▸ Raw records:
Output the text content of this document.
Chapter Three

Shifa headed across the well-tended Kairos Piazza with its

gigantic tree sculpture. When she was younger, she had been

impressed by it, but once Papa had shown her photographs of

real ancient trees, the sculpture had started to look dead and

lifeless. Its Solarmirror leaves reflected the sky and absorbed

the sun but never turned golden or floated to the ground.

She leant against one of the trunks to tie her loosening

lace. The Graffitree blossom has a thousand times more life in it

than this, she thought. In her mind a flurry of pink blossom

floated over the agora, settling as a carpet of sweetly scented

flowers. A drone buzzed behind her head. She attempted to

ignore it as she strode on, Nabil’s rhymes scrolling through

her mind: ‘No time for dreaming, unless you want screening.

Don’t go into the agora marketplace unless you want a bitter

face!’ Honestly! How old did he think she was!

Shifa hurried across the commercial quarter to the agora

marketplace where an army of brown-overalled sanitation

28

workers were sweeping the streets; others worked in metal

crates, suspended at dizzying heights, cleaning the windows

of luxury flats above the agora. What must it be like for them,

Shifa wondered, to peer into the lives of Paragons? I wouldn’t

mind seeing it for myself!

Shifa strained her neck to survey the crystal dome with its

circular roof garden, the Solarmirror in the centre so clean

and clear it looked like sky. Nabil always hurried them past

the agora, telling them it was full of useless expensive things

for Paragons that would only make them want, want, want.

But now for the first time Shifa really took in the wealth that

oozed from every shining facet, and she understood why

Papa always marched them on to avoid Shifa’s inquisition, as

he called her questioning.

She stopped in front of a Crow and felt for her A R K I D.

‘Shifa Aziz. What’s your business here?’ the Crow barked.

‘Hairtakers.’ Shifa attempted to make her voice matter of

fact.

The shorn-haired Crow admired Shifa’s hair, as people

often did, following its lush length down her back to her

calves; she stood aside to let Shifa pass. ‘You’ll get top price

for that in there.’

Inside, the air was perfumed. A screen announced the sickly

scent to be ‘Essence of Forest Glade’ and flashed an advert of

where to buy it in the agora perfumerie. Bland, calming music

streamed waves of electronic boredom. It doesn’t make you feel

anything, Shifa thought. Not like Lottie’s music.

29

▸ What the exercise asks: The word "unless" may turn up on some lines of these records; say how many, with no other words.

▸ Complete response: 2